▸ YOUR TASK:
Set down each record exactly as written.

------ MATERIAL PROVIDED

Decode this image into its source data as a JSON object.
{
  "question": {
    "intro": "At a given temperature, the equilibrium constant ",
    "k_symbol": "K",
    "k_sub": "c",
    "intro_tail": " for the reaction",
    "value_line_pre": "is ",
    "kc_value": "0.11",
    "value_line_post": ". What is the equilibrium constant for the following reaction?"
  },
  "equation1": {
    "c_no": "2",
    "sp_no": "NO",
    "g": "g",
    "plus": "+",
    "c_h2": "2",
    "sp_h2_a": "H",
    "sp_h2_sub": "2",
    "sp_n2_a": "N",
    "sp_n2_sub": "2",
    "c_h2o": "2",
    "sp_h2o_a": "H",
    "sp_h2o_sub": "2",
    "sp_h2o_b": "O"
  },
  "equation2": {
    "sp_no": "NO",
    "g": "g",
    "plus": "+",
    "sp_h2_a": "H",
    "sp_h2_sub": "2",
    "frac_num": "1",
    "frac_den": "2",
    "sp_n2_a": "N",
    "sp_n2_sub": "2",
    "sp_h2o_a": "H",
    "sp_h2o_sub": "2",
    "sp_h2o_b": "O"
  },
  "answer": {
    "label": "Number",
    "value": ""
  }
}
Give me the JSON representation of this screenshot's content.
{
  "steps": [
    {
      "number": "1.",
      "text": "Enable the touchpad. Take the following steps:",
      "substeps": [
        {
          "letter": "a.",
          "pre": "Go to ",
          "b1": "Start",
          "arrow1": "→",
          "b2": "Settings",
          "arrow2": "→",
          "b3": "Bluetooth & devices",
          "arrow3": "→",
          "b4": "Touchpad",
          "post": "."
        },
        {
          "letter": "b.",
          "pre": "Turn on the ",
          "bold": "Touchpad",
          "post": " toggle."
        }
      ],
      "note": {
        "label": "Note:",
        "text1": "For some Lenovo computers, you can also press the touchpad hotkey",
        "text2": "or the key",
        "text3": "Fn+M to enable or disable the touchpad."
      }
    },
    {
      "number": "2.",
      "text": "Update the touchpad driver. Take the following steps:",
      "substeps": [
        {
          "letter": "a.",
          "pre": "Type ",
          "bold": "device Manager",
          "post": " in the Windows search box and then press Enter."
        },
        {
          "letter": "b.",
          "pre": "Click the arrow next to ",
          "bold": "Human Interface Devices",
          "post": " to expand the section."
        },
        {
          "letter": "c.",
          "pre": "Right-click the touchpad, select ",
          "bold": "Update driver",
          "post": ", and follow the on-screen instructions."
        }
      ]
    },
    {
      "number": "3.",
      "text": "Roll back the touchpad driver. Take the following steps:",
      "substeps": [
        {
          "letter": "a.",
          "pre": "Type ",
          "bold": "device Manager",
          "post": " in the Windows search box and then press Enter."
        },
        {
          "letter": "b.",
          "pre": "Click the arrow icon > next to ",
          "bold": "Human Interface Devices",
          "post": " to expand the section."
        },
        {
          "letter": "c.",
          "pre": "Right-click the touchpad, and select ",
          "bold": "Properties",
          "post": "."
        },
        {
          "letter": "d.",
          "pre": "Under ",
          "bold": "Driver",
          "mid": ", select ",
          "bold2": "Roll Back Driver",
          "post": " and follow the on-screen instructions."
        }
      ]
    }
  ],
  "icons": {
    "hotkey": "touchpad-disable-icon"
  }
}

------------

▸ TASK ANSWER:
Decode this image into its source data as a JSON object.
{
  "question": {
    "intro": "At a given temperature, the equilibrium constant ",
    "k_symbol": "K",
    "k_sub": "c",
    "intro_tail": " for the reaction",
    "value_line_pre": "is ",
    "kc_value": "0.11",
    "value_line_post": ". What is the equilibrium constant for the following reaction?"
  },
  "equation1": {
    "c_no": "2",
    "sp_no": "NO",
    "g": "g",
    "plus": "+",
    "c_h2": "2",
    "sp_h2_a": "H",
    "sp_h2_sub": "2",
    "sp_n2_a": "N",
    "sp_n2_sub": "2",
    "c_h2o": "2",
    "sp_h2o_a": "H",
    "sp_h2o_sub": "2",
    "sp_h2o_b": "O"
  },
  "equation2": {
    "sp_no": "NO",
    "g": "g",
    "plus": "+",
    "sp_h2_a": "H",
    "sp_h2_sub": "2",
    "frac_num": "1",
    "frac_den": "2",
    "sp_n2_a": "N",
    "sp_n2_sub": "2",
    "sp_h2o_a": "H",
    "sp_h2o_sub": "2",
    "sp_h2o_b": "O"
  },
  "answer": {
    "label": "Number",
    "value": ""
  }
}
Give me the JSON representation of this screenshot's content.
{
  "steps": [
    {
      "number": "1.",
      "text": "Enable the touchpad. Take the following steps:",
      "substeps": [
        {
          "letter": "a.",
          "pre": "Go to ",
          "b1": "Start",
          "arrow1": "→",
          "b2": "Settings",
          "arrow2": "→",
          "b3": "Bluetooth & devices",
          "arrow3": "→",
          "b4": "Touchpad",
          "post": "."
        },
        {
          "letter": "b.",
          "pre": "Turn on the ",
          "bold": "Touchpad",
          "post": " toggle."
        }
      ],
      "note": {
        "label": "Note:",
        "text1": "For some Lenovo computers, you can also press the touchpad hotkey",
        "text2": "or the key",
        "text3": "Fn+M to enable or disable the touchpad."
      }
    },
    {
      "number": "2.",
      "text": "Update the touchpad driver. Take the following steps:",
      "substeps": [
        {
          "letter": "a.",
          "pre": "Type ",
          "bold": "device Manager",
          "post": " in the Windows search box and then press Enter."
        },
        {
          "letter": "b.",
          "pre": "Click the arrow next to ",
          "bold": "Human Interface Devices",
          "post": " to expand the section."
        },
        {
          "letter": "c.",
          "pre": "Right-click the touchpad, select ",
          "bold": "Update driver",
          "post": ", and follow the on-screen instructions."
        }
      ]
    },
    {
      "number": "3.",
      "text": "Roll back the touchpad driver. Take the following steps:",
      "substeps": [
        {
          "letter": "a.",
          "pre": "Type ",
          "bold": "device Manager",
          "post": " in the Windows search box and then press Enter."
        },
        {
          "letter": "b.",
          "pre": "Click the arrow icon > next to ",
          "bold": "Human Interface Devices",
          "post": " to expand the section."
        },
        {
          "letter": "c.",
          "pre": "Right-click the touchpad, and select ",
          "bold": "Properties",
          "post": "."
        },
        {
          "letter": "d.",
          "pre": "Under ",
          "bold": "Driver",
          "mid": ", select ",
          "bold2": "Roll Back Driver",
          "post": " and follow the on-screen instructions."
        }
      ]
    }
  ],
  "icons": {
    "hotkey": "touchpad-disable-icon"
  }
}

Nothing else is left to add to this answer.